NÃO É SÓ UMA QUESTÃO DE OSSO, MAS…

Quando colocaram prótese em meu quadril muitas preocupações me assaltaram: andaria eu outra vez como antes, ficaria capenga, poderia correr, a cirurgia teria êxito?

Bom, isso aconteceu seis anos atrás e as preocupações felizmente não aconteceram.

Mas uma coisa eu não sabia e aprendi durante o processo de recuperação: ossos têm memória e meu novo osso, de titânio, teria que construir uma memória. Coisas simples que antes aconteciam automaticamente passariam a ser ações pensadas, planejadas e só então executadas. Por exemplo, subir um degrau qualquer, fosse ele de uma escada ou um simples degrau de calçada. Meu osso novo não conhecia a distância e eu tive que treinar como fazer isso tudo novamente. Consegui, mas, como garantia, desde este tempo nunca mais subi ou desci uma escada sem estar grudada no corrimão, e posso dizer que FELIZMENTE esta foi a única sequela que ficou.

Associo este evento ao que vejo agora: a falta de memória que campeia em nossa cultura.

Vejamos: acontece um episódio tristíssimo em Mariana, e anos depois acontece um pior em Brumadinho. Acontece um episódio tristíssimo numa boite em que morrem tantos jovens e anos depois morrem dez atletas queimados numa concentração de time de futebol.

E eu pergunto: onde está a memória das autoridades, e mesmo a nossa memória que só é posta em ação diante de uma nova tragédia? De tantas tragédias anunciadas, qual delas foi impedida de acontecer?

Onde estavam as autoridades que ficaram multando, multando e multando, mandando avisos, avisos e avisos mas não impediram que as tragédias acontecessem?

Onde estávamos nós, que sabíamos que alguma coisa estava errada e não fomos às ruas para denunciar, não fizemos barulho para impedir?

Ah, a bendita acomodação… o não-querer-se-incomodar.

Afinal, pelo menos aqueles jovens não estavam escondidos…, muitas pessoas conheciam as condições em que eles viviam.

Mas nada foi feito e, depois que a coisa acontece, chegam autoridades e outros, para dizer: “eu multei, eu fiz e aconteci”… BALELA, uma simples comunicação de papel não é nada diante do que poderia ser feito por poderes instituídos. Ou seja, nada foi feito.

Mas não adianta olharmos para o passado se não for para aprender nossa lição.

A lição está aí, e a primeira delas é que temos que recuperar nossa memória, juntar nossos ossinhos do cérebro cultural, para que surja um crânio reluzente, uma cultura brasileira cidadã, que aprendeu sua lição.

Não vou ser simplista e imaginar que a questão é somente esta, mas já é um bom começo para estarmos aptos a impedir uma tragédia por ano.

1 Comment

  • Denise Oliveira Peon disse:

    Estas autoridades são incompetentes!Vamos torcer para que não tenhamos “repetecos”trágicos e tristes como estes recentes!

▶ _PARA FAZER_:
A) No texto, por que coisas simples, como subir um degrau, passaram a exigir planejamento depois da prótese no quadril? Explique em até três frases.
B) Copie do texto o trecho entre "Mas nada foi" e "aprendeu sua lição.", incluindo esses dois pontos.

▶ _MATERIAL MOSTRADO_:
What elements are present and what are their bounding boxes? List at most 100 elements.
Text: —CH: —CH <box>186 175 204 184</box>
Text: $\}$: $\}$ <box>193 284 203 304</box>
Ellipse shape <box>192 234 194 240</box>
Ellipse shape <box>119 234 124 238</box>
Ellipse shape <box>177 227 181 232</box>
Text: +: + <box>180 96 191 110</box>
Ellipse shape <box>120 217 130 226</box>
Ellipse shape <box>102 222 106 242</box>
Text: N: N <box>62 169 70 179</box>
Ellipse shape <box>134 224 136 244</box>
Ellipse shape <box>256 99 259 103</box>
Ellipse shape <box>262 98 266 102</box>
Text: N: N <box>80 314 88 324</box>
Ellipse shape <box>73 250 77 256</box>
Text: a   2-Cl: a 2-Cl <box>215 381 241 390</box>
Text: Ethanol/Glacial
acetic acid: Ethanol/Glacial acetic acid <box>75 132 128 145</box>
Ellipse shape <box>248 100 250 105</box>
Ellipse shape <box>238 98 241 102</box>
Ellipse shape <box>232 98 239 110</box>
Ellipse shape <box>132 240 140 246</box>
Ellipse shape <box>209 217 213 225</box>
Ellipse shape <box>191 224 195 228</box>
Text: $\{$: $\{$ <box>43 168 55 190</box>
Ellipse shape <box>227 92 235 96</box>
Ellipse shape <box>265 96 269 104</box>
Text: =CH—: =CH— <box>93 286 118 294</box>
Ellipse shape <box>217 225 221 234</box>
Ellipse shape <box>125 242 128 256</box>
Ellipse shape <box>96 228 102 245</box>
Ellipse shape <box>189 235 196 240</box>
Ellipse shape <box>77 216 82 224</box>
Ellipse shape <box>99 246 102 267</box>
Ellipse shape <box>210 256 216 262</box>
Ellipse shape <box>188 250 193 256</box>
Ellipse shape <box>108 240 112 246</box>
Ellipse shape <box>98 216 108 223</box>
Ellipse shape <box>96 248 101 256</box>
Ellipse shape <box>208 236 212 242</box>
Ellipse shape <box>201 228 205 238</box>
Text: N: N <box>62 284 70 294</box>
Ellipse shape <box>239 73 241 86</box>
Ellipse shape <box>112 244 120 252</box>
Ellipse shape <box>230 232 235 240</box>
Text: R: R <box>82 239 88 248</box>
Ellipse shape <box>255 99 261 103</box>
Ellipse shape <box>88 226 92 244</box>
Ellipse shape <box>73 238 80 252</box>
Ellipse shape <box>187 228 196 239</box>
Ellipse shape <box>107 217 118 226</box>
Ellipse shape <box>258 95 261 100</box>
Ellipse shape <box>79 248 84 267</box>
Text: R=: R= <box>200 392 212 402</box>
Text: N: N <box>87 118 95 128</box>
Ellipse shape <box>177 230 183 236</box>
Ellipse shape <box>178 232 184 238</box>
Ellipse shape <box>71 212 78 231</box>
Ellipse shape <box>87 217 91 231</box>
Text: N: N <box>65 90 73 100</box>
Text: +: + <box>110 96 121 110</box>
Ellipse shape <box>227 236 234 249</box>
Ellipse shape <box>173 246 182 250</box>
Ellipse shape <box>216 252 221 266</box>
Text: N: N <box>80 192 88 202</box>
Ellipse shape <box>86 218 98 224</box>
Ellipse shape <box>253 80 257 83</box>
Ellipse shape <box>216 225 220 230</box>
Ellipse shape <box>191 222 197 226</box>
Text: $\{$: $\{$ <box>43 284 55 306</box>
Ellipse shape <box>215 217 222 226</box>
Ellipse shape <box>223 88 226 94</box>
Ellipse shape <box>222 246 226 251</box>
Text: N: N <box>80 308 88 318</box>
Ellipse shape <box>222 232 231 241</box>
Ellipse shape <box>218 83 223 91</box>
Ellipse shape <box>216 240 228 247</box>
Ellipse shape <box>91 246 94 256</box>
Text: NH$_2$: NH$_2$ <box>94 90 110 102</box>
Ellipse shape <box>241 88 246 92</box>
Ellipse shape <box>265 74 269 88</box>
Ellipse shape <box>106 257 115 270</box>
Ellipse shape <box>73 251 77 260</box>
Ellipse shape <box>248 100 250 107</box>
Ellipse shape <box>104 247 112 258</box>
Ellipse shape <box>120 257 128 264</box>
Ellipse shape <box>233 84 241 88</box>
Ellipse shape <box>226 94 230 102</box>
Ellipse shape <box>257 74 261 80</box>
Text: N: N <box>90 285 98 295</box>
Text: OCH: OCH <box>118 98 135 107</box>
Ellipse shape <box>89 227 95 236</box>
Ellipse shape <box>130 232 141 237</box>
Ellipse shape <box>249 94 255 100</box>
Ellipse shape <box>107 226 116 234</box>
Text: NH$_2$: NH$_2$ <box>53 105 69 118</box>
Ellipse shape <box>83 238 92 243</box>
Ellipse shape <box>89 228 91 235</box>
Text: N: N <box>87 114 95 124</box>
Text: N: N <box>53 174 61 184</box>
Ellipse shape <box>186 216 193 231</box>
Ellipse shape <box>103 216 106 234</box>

▶ _RESULTADOS EM ORDEM_:
A) Porque os ossos têm memória, e o osso novo, de titânio, ainda precisava construir a sua. Ele não conhecia a distância do degrau, e por isso foi preciso treinar tudo de novo.

B)
Mas nada foi feito e, depois que a coisa acontece, chegam autoridades e outros, para dizer: “eu multei, eu fiz e aconteci”… BALELA, uma simples comunicação de papel não é nada diante do que poderia ser feito por poderes instituídos. Ou seja, nada foi feito.

Mas não adianta olharmos para o passado se não for para aprender nossa lição.

A lição está aí, e a primeira delas é que temos que recuperar nossa memória, juntar nossos ossinhos do cérebro cultural, para que surja um crânio reluzente, uma cultura brasileira cidadã, que aprendeu sua lição.